• [Given records]
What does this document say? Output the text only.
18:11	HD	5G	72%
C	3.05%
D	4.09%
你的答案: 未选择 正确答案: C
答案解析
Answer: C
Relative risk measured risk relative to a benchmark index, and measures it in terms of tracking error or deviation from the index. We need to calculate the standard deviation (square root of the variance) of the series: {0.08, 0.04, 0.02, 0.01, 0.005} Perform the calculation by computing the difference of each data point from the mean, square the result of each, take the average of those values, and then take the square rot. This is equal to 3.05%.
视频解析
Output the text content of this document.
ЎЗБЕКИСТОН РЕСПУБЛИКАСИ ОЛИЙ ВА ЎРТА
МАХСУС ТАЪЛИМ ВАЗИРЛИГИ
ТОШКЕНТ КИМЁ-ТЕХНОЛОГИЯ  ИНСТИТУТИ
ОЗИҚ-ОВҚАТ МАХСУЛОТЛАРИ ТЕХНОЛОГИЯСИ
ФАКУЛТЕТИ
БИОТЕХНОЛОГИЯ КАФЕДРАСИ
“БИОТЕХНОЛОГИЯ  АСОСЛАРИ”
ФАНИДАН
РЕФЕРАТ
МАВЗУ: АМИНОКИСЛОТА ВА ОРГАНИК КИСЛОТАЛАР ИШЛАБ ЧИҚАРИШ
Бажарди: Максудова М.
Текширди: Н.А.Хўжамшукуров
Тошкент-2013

• [What this task involves]
Give the count of lines in the data shown above that contain "Output", and nothing else.

• [Exercise response]
2